• _Source excerpt_

Saturday, August 11, 2007

Ten ways to know Tanzania is seeping into your subconscious:
1. The sight of a 20-liter bucket perched on a stool by the side of the road makes you salivate (obviously there must be delicious fried food for sale inside)
2. When a guest comes over, you immediately abandon him so you can prepare a meal or at least some chai
3. You sweep the dirt outside your house to keep it nice and clean
4. Elbows and determination are more important at the store than lines
5. You refuse to eat bananas before they’ve been washed
6. You feel uncomfortable leaving the house in pants, and shorts would be almost as bad as going naked (for girls anyway)
7. A kissing noise makes you automatically run to get out of the way (of someone on a bike with no bell)
8. You chop vegetables in your hand, and chop them really, really tiny
9. When kids come running at you with dirty hands outstretched, instead of fleeing, you bow down so they can touch your head (respectful way of greeting)
10. You turn down wedding proposals by telling the guys they don’t have enough livestock to satisfy your parents

And a good indicator that the Southern Highlands are affecting you is that you can’t give a handshake without bending your knees (the curtsey is something I’m going to have to work to kick).

Wednesday, August 08, 2007

On Monday I may have acquired a reputation as a pathological liar when I co-taught my first environmental lesson at the primary school. One girl sitting at the back wore the expression you'd wear if someone told you that in their country fish rode bicycles and spoke Chinese, and many others looked quite skeptical. I noted this just after I had explained hibernation and the fact that it's only around the equator that day and night are roughly 12 hours each year round. I tried to describe how cold it gets in northern regions, but all I could think of was to say "you have to wear loooooooooooots of coats." Most of the kids have never been anywhere outside of the Southern Highlands, have never seen ice or snow, and cannot possibly imagine anything colder than June in our district. I'm lucky to be teaching with a really energetic young teacher, who helps to explain things that I probably didn't grasp fully until I got to college (such as the relationship of earth and sun and its influence on climate). The class/meeting went much better than I expected (much better than attempting to teach English as a third language to a special education class using Swahili as the language of instruction-blog entry Sept. 18 2006), and most of the sixty-one 5th-7th grade students who signed up actually showed up.

• _Goals_
A – In the Tanzania blog excerpt, what prompts the writer to run out of the way automatically?
B – Continue the Tanzania blog excerpt from the sentence where it stops, in the same voice.

Image-based layout entries
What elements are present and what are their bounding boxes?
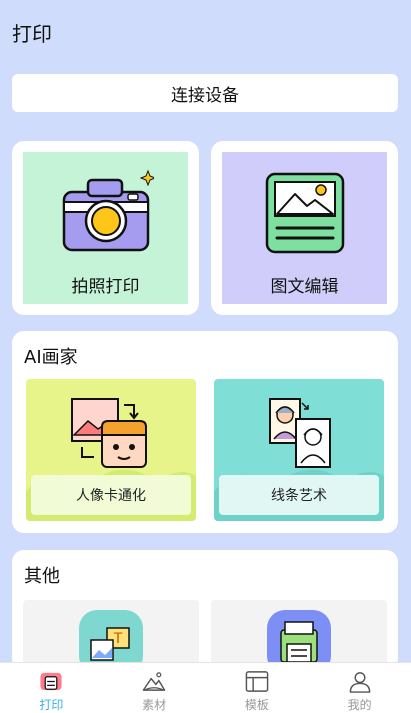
- other-section-title: 其他: [24, 566, 60, 587]
- tab-print-label: 打印: [39, 698, 64, 712]
- line-art-label: 线条艺术: [219, 475, 379, 515]
- portrait-cartoon-label: 人像卡通化: [31, 475, 191, 515]
- camera-icon: [62, 169, 154, 252]
- tab-profile[interactable]: 我的: [308, 663, 411, 713]
- mountain-icon: [142, 672, 166, 691]
- other-section: 其他 T: [12, 550, 398, 680]
- tab-templates-label: 模板: [244, 698, 269, 712]
- user-icon: [349, 672, 370, 693]
- photo-print-label: 拍照打印: [71, 277, 140, 297]
- tab-print[interactable]: 打印: [0, 663, 103, 713]
- ai-painter-section: AI画家 人像卡通化 线条艺术: [12, 331, 398, 533]
- line-art-tile[interactable]: 线条艺术: [214, 379, 384, 521]
- cartoon-portrait-icon: [71, 398, 147, 468]
- tab-materials[interactable]: 素材: [103, 663, 206, 713]
- portrait-cartoon-tile[interactable]: 人像卡通化: [26, 379, 196, 521]
- printer-icon: [40, 672, 62, 691]
- image-text-edit-label: 图文编辑: [270, 277, 339, 297]
- svg-text:T: T: [113, 631, 123, 647]
- tab-materials-label: 素材: [142, 698, 167, 712]
- connect-device-button[interactable]: 连接设备: [12, 74, 398, 112]
- ai-section-title: AI画家: [24, 347, 78, 368]
- template-icon: [245, 671, 269, 692]
- bottom-tab-bar: 打印 素材 模板 我的: [0, 662, 411, 713]
- tab-templates[interactable]: 模板: [206, 663, 309, 713]
- line-art-icon: [269, 398, 331, 468]
- image-text-edit-card[interactable]: 图文编辑: [211, 141, 398, 315]
- connect-device-label: 连接设备: [171, 85, 239, 106]
- photo-print-card[interactable]: 拍照打印: [12, 141, 199, 315]
- image-text-icon: [265, 172, 344, 254]
- tab-profile-label: 我的: [347, 698, 372, 712]
- page-title: 打印: [12, 22, 52, 46]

• _Answers to the exercises_
A – A kissing noise, which signals someone coming on a bike with no bell.

B –
Yesterday I had just finished an agroforestry consultation visit and the farmer I was visiting wanted to thank me for coming by giving me some eggs. So he called his 4-year-old son and hoisted him through a small window about 4 feet off the ground; the only entry into the grain storage hut to search for eggs. I realized a little detail about Tanzanian rural life: It is possible to rely on a structure that requires a small child for its use because there always seem to be plenty around! In my experience, the average family has 7 or 8 children, and they are always shocked that I am one of three kids in our family.

Today I'm getting a "shadower." This is a new Peace Corps trainee who comes to my village to see what I do every day. Compared to other Peace Corpses' houses, mine is not set up at all... I crouch next to a bucket to do my dishes and sweep with a grass handle-less broom, for instance. But I made a chocolate fudge cake, hoping to pull an “Amelia Bedelia.”